## BRIEF:
Go through the data below and copy it exactly, skipping every picture.

Data tied to figure images:
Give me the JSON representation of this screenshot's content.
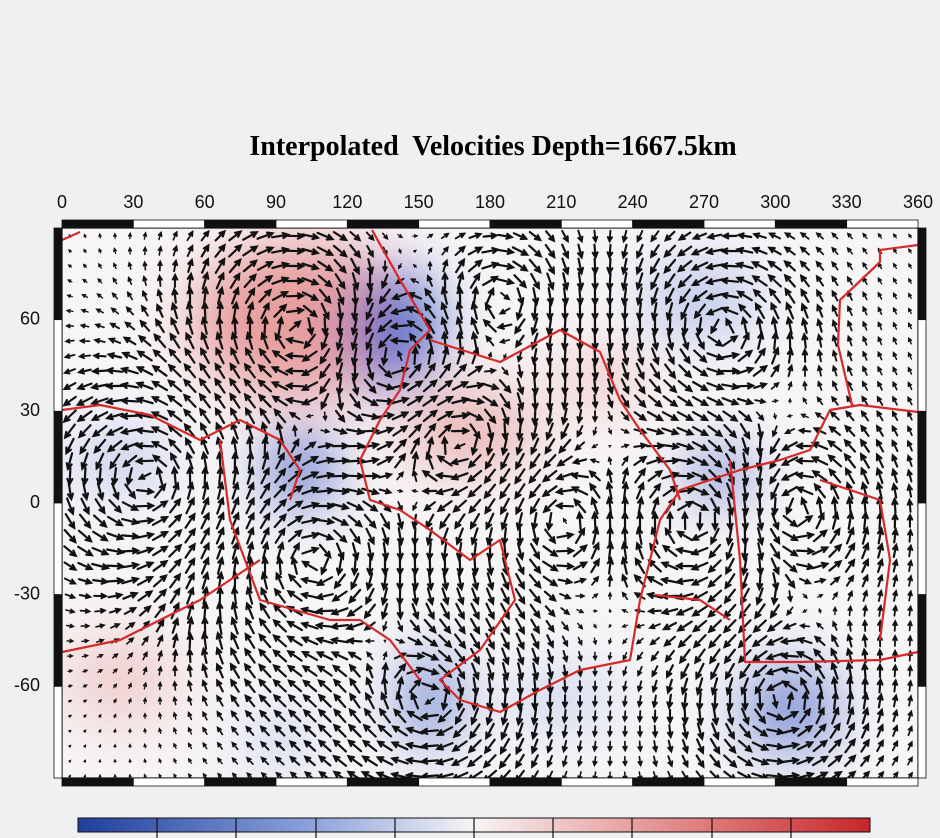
{
  "chart_data": {
    "type": "map",
    "title": "Interpolated  Velocities Depth=1667.5km",
    "xlim": [
      0,
      360
    ],
    "xticks": [
      0,
      30,
      60,
      90,
      120,
      150,
      180,
      210,
      240,
      270,
      300,
      330,
      360
    ],
    "ylim": [
      -90,
      90
    ],
    "yticks": [
      60,
      30,
      0,
      -30,
      -60
    ]
  }
}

## COMPLETE ANSWER:
Give me the JSON representation of this screenshot's content.
{
  "chart_data": {
    "type": "map",
    "title": "Interpolated  Velocities Depth=1667.5km",
    "xlim": [
      0,
      360
    ],
    "xticks": [
      0,
      30,
      60,
      90,
      120,
      150,
      180,
      210,
      240,
      270,
      300,
      330,
      360
    ],
    "ylim": [
      -90,
      90
    ],
    "yticks": [
      60,
      30,
      0,
      -30,
      -60
    ]
  }
}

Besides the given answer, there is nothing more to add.